+++ DATASET EXCERPTS +++

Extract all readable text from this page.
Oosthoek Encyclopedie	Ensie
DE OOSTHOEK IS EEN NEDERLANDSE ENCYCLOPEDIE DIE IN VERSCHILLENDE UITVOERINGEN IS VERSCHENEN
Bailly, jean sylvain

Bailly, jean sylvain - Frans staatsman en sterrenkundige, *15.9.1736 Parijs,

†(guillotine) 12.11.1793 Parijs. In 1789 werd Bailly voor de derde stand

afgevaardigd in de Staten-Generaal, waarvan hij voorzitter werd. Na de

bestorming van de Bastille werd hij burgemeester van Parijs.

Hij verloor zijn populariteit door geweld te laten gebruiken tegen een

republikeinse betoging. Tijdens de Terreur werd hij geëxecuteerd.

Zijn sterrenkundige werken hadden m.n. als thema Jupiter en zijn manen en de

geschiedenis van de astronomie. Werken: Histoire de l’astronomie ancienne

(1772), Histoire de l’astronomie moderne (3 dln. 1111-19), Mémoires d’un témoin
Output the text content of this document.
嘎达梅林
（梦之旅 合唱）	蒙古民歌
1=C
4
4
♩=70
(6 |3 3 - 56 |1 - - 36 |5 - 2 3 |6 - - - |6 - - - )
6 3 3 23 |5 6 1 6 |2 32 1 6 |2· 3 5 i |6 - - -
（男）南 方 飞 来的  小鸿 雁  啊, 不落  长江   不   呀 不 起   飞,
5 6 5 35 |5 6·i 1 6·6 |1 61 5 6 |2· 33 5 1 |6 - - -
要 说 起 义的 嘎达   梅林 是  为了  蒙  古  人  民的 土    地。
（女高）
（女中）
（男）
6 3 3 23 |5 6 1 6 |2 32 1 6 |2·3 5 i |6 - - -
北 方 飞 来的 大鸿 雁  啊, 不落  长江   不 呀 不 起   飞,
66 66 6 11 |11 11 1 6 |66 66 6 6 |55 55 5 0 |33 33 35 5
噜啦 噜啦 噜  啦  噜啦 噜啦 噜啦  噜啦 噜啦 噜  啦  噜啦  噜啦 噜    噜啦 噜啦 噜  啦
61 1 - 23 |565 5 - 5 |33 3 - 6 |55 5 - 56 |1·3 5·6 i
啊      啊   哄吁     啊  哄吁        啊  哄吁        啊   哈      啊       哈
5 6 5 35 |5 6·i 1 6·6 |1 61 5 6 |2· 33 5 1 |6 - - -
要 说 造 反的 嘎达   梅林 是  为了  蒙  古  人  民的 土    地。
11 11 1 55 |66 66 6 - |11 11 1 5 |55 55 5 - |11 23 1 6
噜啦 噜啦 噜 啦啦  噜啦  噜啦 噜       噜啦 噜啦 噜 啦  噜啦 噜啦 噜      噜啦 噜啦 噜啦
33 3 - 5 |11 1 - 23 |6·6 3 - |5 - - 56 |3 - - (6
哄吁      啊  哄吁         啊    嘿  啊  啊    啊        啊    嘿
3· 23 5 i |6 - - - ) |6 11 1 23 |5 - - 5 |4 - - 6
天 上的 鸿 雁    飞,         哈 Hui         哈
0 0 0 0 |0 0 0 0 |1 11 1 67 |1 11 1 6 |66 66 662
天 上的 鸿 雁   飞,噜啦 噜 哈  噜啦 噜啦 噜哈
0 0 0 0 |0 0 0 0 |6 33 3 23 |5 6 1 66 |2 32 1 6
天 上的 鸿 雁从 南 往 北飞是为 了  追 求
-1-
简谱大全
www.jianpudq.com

+++

- [WHAT TO DO]
Every line above should be written out again exactly as it stands.

- [RESPONSE]
Extract all readable text from this page.
Oosthoek Encyclopedie	Ensie
DE OOSTHOEK IS EEN NEDERLANDSE ENCYCLOPEDIE DIE IN VERSCHILLENDE UITVOERINGEN IS VERSCHENEN
Bailly, jean sylvain

Bailly, jean sylvain - Frans staatsman en sterrenkundige, *15.9.1736 Parijs,

†(guillotine) 12.11.1793 Parijs. In 1789 werd Bailly voor de derde stand

afgevaardigd in de Staten-Generaal, waarvan hij voorzitter werd. Na de

bestorming van de Bastille werd hij burgemeester van Parijs.

Hij verloor zijn populariteit door geweld te laten gebruiken tegen een

republikeinse betoging. Tijdens de Terreur werd hij geëxecuteerd.

Zijn sterrenkundige werken hadden m.n. als thema Jupiter en zijn manen en de

geschiedenis van de astronomie. Werken: Histoire de l’astronomie ancienne

(1772), Histoire de l’astronomie moderne (3 dln. 1111-19), Mémoires d’un témoin
Output the text content of this document.
嘎达梅林
（梦之旅 合唱）	蒙古民歌
1=C
4
4
♩=70
(6 |3 3 - 56 |1 - - 36 |5 - 2 3 |6 - - - |6 - - - )
6 3 3 23 |5 6 1 6 |2 32 1 6 |2· 3 5 i |6 - - -
（男）南 方 飞 来的  小鸿 雁  啊, 不落  长江   不   呀 不 起   飞,
5 6 5 35 |5 6·i 1 6·6 |1 61 5 6 |2· 33 5 1 |6 - - -
要 说 起 义的 嘎达   梅林 是  为了  蒙  古  人  民的 土    地。
（女高）
（女中）
（男）
6 3 3 23 |5 6 1 6 |2 32 1 6 |2·3 5 i |6 - - -
北 方 飞 来的 大鸿 雁  啊, 不落  长江   不 呀 不 起   飞,
66 66 6 11 |11 11 1 6 |66 66 6 6 |55 55 5 0 |33 33 35 5
噜啦 噜啦 噜  啦  噜啦 噜啦 噜啦  噜啦 噜啦 噜  啦  噜啦  噜啦 噜    噜啦 噜啦 噜  啦
61 1 - 23 |565 5 - 5 |33 3 - 6 |55 5 - 56 |1·3 5·6 i
啊      啊   哄吁     啊  哄吁        啊  哄吁        啊   哈      啊       哈
5 6 5 35 |5 6·i 1 6·6 |1 61 5 6 |2· 33 5 1 |6 - - -
要 说 造 反的 嘎达   梅林 是  为了  蒙  古  人  民的 土    地。
11 11 1 55 |66 66 6 - |11 11 1 5 |55 55 5 - |11 23 1 6
噜啦 噜啦 噜 啦啦  噜啦  噜啦 噜       噜啦 噜啦 噜 啦  噜啦 噜啦 噜      噜啦 噜啦 噜啦
33 3 - 5 |11 1 - 23 |6·6 3 - |5 - - 56 |3 - - (6
哄吁      啊  哄吁         啊    嘿  啊  啊    啊        啊    嘿
3· 23 5 i |6 - - - ) |6 11 1 23 |5 - - 5 |4 - - 6
天 上的 鸿 雁    飞,         哈 Hui         哈
0 0 0 0 |0 0 0 0 |1 11 1 67 |1 11 1 6 |66 66 662
天 上的 鸿 雁   飞,噜啦 噜 哈  噜啦 噜啦 噜哈
0 0 0 0 |0 0 0 0 |6 33 3 23 |5 6 1 66 |2 32 1 6
天 上的 鸿 雁从 南 往 北飞是为 了  追 求
-1-
简谱大全
www.jianpudq.com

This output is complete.